→ Your tasks
1. Reproduce the passage of the search relevance notes from "Mental Model for" up to and including "else, e.g. geohash.", word for word.
2. Answer these questions using the search relevance notes:
(a) What does Lucene index instead of words?
(b) What does the relevance score measure?
(c) Under Field Norm, which fields does Lucene favor for matches?

→ Document
----------------------------------------
Relevant Search by Doug Turnbull and John Berryman

Mental Model for Search

Lucene indexes tokens not words. The goal is to find the optimal encoding for tokens so that it captures the search user's intent. A token doesn't need to be a word. It could, but it could be multiple words (e.g. bigrams) or something else, e.g. geohash.
An indexed document as well as a user's search query can then be considered as vectors in n-dimensional space, where each dimension represents a feature or a token. The relevance score is a measure of the similarity between the two vectors.
A typical pipeline is
intent -> search query -> retrieval -> display pipeline. But this can be changed like
intent -> search query -> tokens < intersection > tokens <- documents | Filtering | Ranking UX <- |
The key is to use analysis to break down the documents and the user's query into a shared set of tokens.

Relevance Scores

Term Frequence (TF): The frequency of the terms in a document. Higher the value, more relevant the document
Inverse Document Frequency (IDF): Fraction of relevant documents. The inverse matters because fewer documents can mean they are more relevant for the terms used.
Coord: The damping factor
Field Norm: Lucene favors shorter fields for matches than longer ones.
----------------------------------------
[Stored data entries]
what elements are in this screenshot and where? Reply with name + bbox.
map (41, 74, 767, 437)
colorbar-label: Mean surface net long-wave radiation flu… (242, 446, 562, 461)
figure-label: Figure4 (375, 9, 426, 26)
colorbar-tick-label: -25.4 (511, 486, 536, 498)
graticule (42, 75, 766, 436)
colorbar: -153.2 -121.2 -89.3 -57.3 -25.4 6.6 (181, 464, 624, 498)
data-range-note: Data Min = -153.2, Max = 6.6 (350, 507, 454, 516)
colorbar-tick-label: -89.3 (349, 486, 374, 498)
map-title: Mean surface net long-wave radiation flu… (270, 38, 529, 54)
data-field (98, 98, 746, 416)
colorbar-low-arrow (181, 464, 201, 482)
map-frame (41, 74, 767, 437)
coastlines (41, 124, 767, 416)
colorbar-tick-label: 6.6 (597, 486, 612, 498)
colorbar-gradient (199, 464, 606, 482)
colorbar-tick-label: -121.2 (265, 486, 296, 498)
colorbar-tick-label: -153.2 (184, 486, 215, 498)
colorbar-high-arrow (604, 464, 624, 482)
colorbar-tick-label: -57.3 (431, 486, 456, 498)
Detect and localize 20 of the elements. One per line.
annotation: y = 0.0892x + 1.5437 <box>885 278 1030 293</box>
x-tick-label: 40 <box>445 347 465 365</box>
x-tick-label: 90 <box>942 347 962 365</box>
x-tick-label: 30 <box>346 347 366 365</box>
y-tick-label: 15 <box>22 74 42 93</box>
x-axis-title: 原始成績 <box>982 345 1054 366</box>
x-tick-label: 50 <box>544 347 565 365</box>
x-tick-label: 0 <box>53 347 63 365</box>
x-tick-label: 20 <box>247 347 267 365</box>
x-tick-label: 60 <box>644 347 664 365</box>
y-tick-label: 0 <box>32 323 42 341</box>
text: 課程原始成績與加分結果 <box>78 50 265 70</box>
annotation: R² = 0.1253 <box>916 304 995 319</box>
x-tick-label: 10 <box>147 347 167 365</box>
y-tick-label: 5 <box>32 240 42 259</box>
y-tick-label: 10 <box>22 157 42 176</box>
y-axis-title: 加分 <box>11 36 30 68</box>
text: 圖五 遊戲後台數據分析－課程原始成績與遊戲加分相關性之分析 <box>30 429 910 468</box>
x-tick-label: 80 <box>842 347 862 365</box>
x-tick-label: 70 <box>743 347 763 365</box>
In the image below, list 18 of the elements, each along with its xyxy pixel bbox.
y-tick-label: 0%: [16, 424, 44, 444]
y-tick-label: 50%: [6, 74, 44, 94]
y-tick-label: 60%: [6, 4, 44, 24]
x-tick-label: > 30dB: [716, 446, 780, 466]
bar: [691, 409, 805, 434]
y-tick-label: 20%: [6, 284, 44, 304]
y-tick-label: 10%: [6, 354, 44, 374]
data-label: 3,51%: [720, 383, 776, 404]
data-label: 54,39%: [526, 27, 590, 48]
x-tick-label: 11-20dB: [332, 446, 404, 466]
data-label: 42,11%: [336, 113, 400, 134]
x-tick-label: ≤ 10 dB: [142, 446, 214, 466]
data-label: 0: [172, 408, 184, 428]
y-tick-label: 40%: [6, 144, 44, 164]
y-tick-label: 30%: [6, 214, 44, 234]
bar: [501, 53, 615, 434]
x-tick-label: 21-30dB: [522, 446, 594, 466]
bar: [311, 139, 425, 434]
----------------------------------------
→ Answers to the tasks
1.
Mental Model for Search

Lucene indexes tokens not words. The goal is to find the optimal encoding for tokens so that it captures the search user's intent. A token doesn't need to be a word. It could, but it could be multiple words (e.g. bigrams) or something else, e.g. geohash.

2.
(a) Tokens.
(b) The similarity between two vectors, one for the indexed document and one for the user's search query.
(c) Shorter fields over longer ones.